=== Your task ===
Return all of the entries word for word, but omit the pictures they contain.

=== Entries shown ===
===
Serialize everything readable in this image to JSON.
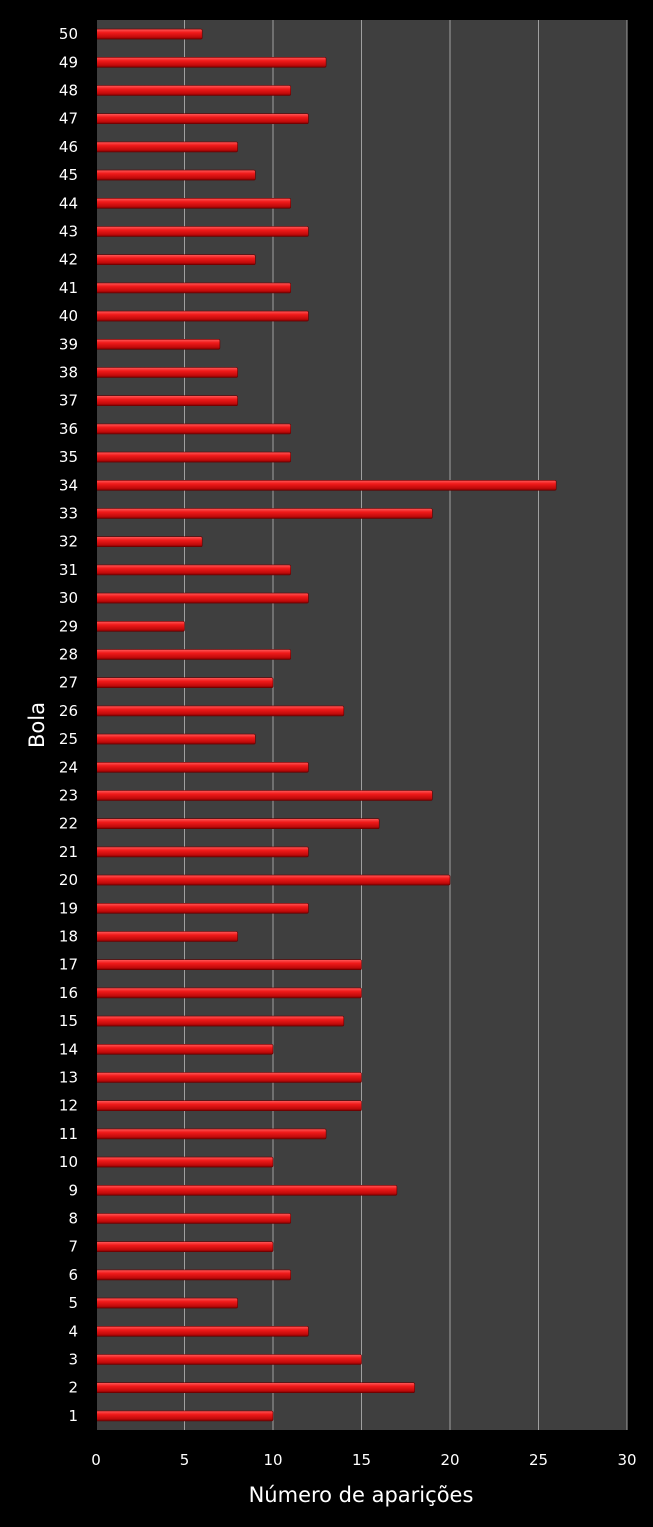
{
  "chart_data": {
    "type": "bar",
    "orientation": "horizontal",
    "title": "",
    "xlabel": "Número de aparições",
    "ylabel": "Bola",
    "xlim": [
      0,
      30
    ],
    "xticks": [
      0,
      5,
      10,
      15,
      20,
      25,
      30
    ],
    "grid": true,
    "categories": [
      "1",
      "2",
      "3",
      "4",
      "5",
      "6",
      "7",
      "8",
      "9",
      "10",
      "11",
      "12",
      "13",
      "14",
      "15",
      "16",
      "17",
      "18",
      "19",
      "20",
      "21",
      "22",
      "23",
      "24",
      "25",
      "26",
      "27",
      "28",
      "29",
      "30",
      "31",
      "32",
      "33",
      "34",
      "35",
      "36",
      "37",
      "38",
      "39",
      "40",
      "41",
      "42",
      "43",
      "44",
      "45",
      "46",
      "47",
      "48",
      "49",
      "50"
    ],
    "values": [
      10,
      18,
      15,
      12,
      8,
      11,
      10,
      11,
      17,
      10,
      13,
      15,
      15,
      10,
      14,
      15,
      15,
      8,
      12,
      20,
      12,
      16,
      19,
      12,
      9,
      14,
      10,
      11,
      5,
      12,
      11,
      6,
      19,
      26,
      11,
      11,
      8,
      8,
      7,
      12,
      11,
      9,
      12,
      11,
      9,
      8,
      12,
      11,
      13,
      6
    ],
    "colors": {
      "bar": "#e8141c",
      "plot_background": "#3f3f3f",
      "background": "#000000",
      "grid": "#a0a0a0",
      "text": "#ffffff"
    }
  }
}
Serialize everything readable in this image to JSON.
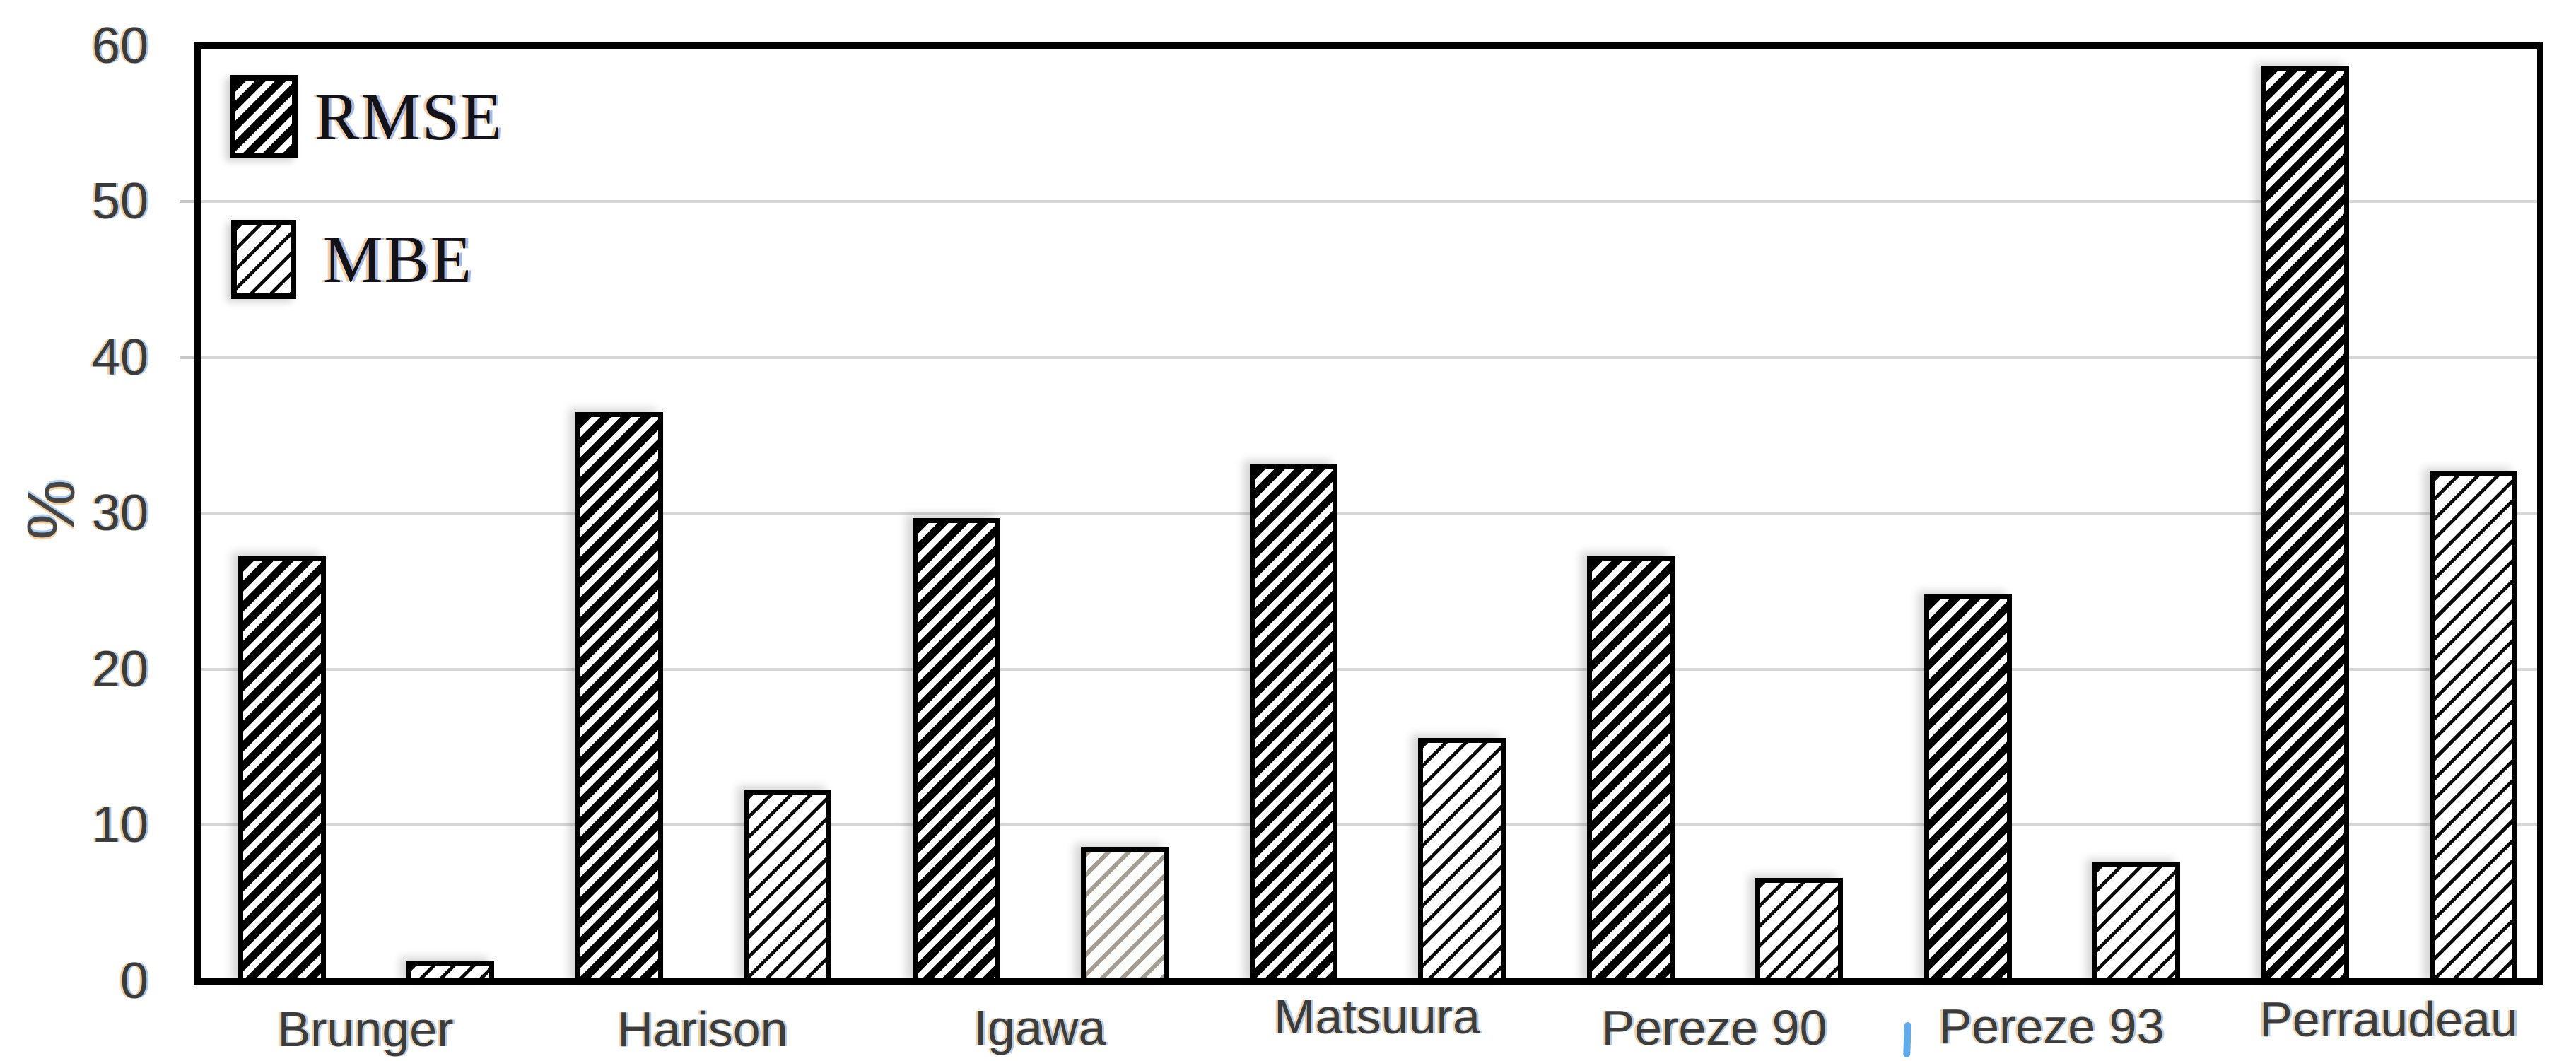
{
  "chart_data": {
    "type": "bar",
    "title": "",
    "xlabel": "",
    "ylabel": "%",
    "ylim": [
      0,
      60
    ],
    "yticks": [
      0,
      10,
      20,
      30,
      40,
      50,
      60
    ],
    "grid": "horizontal-light-gray",
    "legend_position": "top-left-inside",
    "categories": [
      "Brunger",
      "Harison",
      "Igawa",
      "Matsuura",
      "Pereze 90",
      "Pereze 93",
      "Perraudeau"
    ],
    "series": [
      {
        "name": "RMSE",
        "hatch": "dense-black-diagonal",
        "values": [
          27.3,
          36.5,
          29.7,
          33.2,
          27.3,
          24.8,
          58.7
        ]
      },
      {
        "name": "MBE",
        "hatch": "thin-black-diagonal",
        "values": [
          1.3,
          12.3,
          8.6,
          15.6,
          6.6,
          7.6,
          32.7
        ],
        "hatch_overrides": [
          {
            "category_index": 2,
            "hatch": "gray-diagonal"
          }
        ]
      }
    ],
    "colors": {
      "bar_outline": "#000000",
      "gridline": "#d7d7d7",
      "axis_frame": "#000000",
      "tick_text": "#3b3b3b",
      "legend_text": "#121218",
      "background": "#ffffff",
      "stray_mark": "#57a8ea"
    }
  },
  "legend": {
    "rmse_label": "RMSE",
    "mbe_label": "MBE"
  },
  "artifacts": {
    "stray_mark_between_pereze_labels": "|"
  }
}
===
=== Answer to the task ===
Serialize everything readable in this image to JSON.
{
  "chart_data": {
    "type": "bar",
    "orientation": "horizontal",
    "title": "",
    "xlabel": "Número de aparições",
    "ylabel": "Bola",
    "xlim": [
      0,
      30
    ],
    "xticks": [
      0,
      5,
      10,
      15,
      20,
      25,
      30
    ],
    "grid": true,
    "categories": [
      "1",
      "2",
      "3",
      "4",
      "5",
      "6",
      "7",
      "8",
      "9",
      "10",
      "11",
      "12",
      "13",
      "14",
      "15",
      "16",
      "17",
      "18",
      "19",
      "20",
      "21",
      "22",
      "23",
      "24",
      "25",
      "26",
      "27",
      "28",
      "29",
      "30",
      "31",
      "32",
      "33",
      "34",
      "35",
      "36",
      "37",
      "38",
      "39",
      "40",
      "41",
      "42",
      "43",
      "44",
      "45",
      "46",
      "47",
      "48",
      "49",
      "50"
    ],
    "values": [
      10,
      18,
      15,
      12,
      8,
      11,
      10,
      11,
      17,
      10,
      13,
      15,
      15,
      10,
      14,
      15,
      15,
      8,
      12,
      20,
      12,
      16,
      19,
      12,
      9,
      14,
      10,
      11,
      5,
      12,
      11,
      6,
      19,
      26,
      11,
      11,
      8,
      8,
      7,
      12,
      11,
      9,
      12,
      11,
      9,
      8,
      12,
      11,
      13,
      6
    ],
    "colors": {
      "bar": "#e8141c",
      "plot_background": "#3f3f3f",
      "background": "#000000",
      "grid": "#a0a0a0",
      "text": "#ffffff"
    }
  }
}
Serialize everything readable in this image to JSON.
{
  "chart_data": {
    "type": "bar",
    "title": "",
    "xlabel": "",
    "ylabel": "%",
    "ylim": [
      0,
      60
    ],
    "yticks": [
      0,
      10,
      20,
      30,
      40,
      50,
      60
    ],
    "grid": "horizontal-light-gray",
    "legend_position": "top-left-inside",
    "categories": [
      "Brunger",
      "Harison",
      "Igawa",
      "Matsuura",
      "Pereze 90",
      "Pereze 93",
      "Perraudeau"
    ],
    "series": [
      {
        "name": "RMSE",
        "hatch": "dense-black-diagonal",
        "values": [
          27.3,
          36.5,
          29.7,
          33.2,
          27.3,
          24.8,
          58.7
        ]
      },
      {
        "name": "MBE",
        "hatch": "thin-black-diagonal",
        "values": [
          1.3,
          12.3,
          8.6,
          15.6,
          6.6,
          7.6,
          32.7
        ],
        "hatch_overrides": [
          {
            "category_index": 2,
            "hatch": "gray-diagonal"
          }
        ]
      }
    ],
    "colors": {
      "bar_outline": "#000000",
      "gridline": "#d7d7d7",
      "axis_frame": "#000000",
      "tick_text": "#3b3b3b",
      "legend_text": "#121218",
      "background": "#ffffff",
      "stray_mark": "#57a8ea"
    }
  },
  "legend": {
    "rmse_label": "RMSE",
    "mbe_label": "MBE"
  },
  "artifacts": {
    "stray_mark_between_pereze_labels": "|"
  }
}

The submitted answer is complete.